Task input
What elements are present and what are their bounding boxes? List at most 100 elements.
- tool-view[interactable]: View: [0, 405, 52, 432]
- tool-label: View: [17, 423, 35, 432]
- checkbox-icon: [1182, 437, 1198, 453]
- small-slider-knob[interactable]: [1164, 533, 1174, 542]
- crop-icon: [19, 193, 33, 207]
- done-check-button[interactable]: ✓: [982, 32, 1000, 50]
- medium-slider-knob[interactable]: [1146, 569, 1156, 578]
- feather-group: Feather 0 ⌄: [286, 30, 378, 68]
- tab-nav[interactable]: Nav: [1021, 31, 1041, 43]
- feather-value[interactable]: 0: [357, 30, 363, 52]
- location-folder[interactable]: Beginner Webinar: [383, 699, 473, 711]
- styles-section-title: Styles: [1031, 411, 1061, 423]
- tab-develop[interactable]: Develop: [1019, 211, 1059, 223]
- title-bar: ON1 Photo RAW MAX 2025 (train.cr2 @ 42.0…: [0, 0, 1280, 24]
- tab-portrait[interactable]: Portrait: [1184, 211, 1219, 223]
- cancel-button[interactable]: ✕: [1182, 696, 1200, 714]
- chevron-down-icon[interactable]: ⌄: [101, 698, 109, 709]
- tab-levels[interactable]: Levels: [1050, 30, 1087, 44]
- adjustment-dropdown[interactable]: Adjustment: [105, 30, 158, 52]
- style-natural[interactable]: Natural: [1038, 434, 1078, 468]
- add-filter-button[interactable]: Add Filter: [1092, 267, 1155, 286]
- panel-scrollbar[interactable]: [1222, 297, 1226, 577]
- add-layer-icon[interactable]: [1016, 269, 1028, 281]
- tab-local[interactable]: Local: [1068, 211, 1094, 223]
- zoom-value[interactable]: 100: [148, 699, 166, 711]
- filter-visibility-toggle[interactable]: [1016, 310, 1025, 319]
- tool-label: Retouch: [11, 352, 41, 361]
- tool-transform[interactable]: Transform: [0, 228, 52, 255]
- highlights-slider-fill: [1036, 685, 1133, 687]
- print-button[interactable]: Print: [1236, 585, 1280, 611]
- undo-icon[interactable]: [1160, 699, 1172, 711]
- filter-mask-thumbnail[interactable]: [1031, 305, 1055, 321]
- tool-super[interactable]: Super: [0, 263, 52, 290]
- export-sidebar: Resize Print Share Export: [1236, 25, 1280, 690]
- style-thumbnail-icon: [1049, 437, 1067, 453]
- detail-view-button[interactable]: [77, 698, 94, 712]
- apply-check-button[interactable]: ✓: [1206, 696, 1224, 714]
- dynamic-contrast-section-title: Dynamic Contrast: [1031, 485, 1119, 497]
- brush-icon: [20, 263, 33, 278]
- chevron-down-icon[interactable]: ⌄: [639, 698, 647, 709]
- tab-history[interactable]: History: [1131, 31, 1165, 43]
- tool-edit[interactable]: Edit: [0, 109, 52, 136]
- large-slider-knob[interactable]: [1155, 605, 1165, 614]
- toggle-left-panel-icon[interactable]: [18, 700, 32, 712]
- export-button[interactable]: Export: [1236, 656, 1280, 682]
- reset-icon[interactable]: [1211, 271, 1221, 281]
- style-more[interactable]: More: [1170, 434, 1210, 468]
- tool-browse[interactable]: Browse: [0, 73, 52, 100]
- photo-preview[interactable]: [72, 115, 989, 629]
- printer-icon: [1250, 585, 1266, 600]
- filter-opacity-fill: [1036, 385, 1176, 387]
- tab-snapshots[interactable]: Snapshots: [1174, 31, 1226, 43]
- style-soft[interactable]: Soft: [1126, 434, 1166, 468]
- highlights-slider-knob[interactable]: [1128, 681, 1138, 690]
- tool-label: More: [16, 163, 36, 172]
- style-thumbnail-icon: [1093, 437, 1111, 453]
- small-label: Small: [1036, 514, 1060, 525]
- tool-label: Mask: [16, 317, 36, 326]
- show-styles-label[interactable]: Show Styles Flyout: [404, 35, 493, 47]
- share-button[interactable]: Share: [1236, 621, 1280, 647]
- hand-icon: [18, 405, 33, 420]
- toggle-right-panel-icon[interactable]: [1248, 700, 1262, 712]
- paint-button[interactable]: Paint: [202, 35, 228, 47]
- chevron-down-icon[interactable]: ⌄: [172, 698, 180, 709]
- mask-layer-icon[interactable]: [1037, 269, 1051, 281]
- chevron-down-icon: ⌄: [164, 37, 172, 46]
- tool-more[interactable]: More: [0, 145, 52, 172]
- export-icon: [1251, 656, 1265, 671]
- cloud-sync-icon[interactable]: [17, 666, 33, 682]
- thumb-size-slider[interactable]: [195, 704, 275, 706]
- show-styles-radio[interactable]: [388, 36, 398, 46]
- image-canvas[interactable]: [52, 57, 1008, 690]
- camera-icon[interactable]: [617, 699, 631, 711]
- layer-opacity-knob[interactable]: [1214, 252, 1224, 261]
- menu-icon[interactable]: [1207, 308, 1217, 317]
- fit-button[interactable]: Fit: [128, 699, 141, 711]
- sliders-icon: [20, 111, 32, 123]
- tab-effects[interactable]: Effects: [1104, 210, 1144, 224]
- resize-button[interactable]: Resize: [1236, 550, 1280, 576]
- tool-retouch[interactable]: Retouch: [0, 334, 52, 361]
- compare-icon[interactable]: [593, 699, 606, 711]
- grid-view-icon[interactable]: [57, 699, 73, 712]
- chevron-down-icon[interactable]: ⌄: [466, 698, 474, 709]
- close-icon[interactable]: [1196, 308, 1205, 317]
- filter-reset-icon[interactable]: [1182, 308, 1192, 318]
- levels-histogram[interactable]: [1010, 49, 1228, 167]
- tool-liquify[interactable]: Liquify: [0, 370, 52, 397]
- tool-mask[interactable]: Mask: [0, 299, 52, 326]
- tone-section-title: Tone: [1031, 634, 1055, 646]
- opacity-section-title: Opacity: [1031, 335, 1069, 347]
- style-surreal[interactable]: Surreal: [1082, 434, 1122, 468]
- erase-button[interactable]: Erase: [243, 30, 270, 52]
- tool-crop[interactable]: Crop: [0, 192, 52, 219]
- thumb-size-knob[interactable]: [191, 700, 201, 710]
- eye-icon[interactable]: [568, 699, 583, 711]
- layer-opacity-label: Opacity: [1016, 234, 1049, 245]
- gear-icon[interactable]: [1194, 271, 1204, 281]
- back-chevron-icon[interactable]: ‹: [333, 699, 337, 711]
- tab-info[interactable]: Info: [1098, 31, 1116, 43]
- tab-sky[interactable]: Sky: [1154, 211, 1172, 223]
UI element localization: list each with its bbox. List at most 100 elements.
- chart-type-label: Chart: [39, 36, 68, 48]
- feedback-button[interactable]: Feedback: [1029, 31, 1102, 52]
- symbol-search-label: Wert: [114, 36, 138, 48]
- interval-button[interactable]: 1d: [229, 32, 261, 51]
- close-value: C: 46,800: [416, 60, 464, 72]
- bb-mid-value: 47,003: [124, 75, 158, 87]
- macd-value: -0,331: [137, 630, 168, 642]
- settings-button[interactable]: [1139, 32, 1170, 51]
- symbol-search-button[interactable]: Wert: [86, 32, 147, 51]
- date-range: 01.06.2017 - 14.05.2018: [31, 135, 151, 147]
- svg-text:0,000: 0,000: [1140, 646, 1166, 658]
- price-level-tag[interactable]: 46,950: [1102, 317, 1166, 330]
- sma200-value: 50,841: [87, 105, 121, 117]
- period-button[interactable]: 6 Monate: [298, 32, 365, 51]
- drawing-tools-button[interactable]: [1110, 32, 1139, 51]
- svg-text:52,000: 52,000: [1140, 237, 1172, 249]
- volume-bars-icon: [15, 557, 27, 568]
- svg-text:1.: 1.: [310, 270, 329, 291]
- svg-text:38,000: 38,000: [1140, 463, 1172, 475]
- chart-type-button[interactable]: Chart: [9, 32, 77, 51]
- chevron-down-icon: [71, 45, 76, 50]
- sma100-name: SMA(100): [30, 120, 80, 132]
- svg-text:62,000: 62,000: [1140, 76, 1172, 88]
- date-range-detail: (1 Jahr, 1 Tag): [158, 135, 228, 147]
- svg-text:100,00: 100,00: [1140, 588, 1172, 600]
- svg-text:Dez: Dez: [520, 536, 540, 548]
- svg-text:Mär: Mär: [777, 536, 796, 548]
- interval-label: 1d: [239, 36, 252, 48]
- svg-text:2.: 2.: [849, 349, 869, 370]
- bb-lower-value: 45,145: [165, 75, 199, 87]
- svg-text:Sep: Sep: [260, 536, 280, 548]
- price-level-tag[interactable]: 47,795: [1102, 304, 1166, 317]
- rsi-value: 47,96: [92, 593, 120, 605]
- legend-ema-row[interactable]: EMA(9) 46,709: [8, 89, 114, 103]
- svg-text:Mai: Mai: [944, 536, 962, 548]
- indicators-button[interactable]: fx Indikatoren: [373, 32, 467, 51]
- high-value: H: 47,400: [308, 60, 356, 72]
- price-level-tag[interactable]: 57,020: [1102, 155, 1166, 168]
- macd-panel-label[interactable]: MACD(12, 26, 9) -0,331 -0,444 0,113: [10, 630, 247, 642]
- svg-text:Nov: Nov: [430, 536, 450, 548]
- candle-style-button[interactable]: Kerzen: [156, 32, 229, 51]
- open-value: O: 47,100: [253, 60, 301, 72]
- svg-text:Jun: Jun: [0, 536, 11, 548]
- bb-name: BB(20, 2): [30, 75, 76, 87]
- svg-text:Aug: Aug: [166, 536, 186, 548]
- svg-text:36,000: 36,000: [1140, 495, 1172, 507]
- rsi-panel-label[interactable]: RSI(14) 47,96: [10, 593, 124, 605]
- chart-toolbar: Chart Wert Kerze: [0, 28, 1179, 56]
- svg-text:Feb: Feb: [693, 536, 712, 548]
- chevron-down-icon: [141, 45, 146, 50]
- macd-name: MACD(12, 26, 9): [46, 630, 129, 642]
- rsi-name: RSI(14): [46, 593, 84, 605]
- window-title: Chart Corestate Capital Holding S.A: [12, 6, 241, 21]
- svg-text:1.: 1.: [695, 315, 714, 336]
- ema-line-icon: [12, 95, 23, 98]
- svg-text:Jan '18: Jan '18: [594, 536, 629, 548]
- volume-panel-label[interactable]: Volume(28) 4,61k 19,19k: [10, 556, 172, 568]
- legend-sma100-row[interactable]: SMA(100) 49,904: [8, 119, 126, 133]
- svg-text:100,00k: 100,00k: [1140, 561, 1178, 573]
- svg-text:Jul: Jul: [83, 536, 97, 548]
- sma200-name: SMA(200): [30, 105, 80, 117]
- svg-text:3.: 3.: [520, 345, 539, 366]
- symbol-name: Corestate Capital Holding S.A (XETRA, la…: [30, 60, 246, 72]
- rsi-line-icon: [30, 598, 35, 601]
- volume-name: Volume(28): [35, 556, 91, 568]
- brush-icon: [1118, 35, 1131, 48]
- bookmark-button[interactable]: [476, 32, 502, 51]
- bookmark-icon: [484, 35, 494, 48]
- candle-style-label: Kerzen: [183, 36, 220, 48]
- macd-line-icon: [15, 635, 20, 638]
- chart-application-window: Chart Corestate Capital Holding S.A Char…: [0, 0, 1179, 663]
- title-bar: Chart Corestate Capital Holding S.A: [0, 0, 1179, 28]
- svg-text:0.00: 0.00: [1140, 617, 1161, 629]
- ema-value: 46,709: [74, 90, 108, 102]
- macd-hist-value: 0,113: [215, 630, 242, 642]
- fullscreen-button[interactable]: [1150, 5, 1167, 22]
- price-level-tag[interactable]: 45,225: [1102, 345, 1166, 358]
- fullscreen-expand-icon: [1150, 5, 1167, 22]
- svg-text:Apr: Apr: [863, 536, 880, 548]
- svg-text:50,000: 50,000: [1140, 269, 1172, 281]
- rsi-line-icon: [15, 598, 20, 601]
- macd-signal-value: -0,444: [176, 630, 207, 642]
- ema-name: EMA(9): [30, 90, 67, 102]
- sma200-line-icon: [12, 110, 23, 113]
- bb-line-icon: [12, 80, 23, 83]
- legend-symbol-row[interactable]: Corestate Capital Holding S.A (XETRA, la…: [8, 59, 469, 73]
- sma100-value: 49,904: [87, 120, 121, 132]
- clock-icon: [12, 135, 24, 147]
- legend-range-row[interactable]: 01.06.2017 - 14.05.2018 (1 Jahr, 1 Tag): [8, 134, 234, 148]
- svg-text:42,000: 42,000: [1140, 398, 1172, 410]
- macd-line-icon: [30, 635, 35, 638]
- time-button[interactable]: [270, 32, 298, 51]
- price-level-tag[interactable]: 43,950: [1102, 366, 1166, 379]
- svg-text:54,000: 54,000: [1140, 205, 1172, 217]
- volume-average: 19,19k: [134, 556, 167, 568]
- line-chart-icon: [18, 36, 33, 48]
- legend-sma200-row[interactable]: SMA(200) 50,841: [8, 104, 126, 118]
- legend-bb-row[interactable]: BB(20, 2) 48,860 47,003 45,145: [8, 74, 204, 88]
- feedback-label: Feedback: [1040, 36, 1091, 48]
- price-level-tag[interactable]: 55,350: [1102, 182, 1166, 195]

Instructions to follow
Give back the material word for word, from its first line through the line containing "- crop-icon: [19, 193, 33, 207]".

Answer to the exercise
What elements are present and what are their bounding boxes? List at most 100 elements.
- tool-view[interactable]: View: [0, 405, 52, 432]
- tool-label: View: [17, 423, 35, 432]
- checkbox-icon: [1182, 437, 1198, 453]
- small-slider-knob[interactable]: [1164, 533, 1174, 542]
- crop-icon: [19, 193, 33, 207]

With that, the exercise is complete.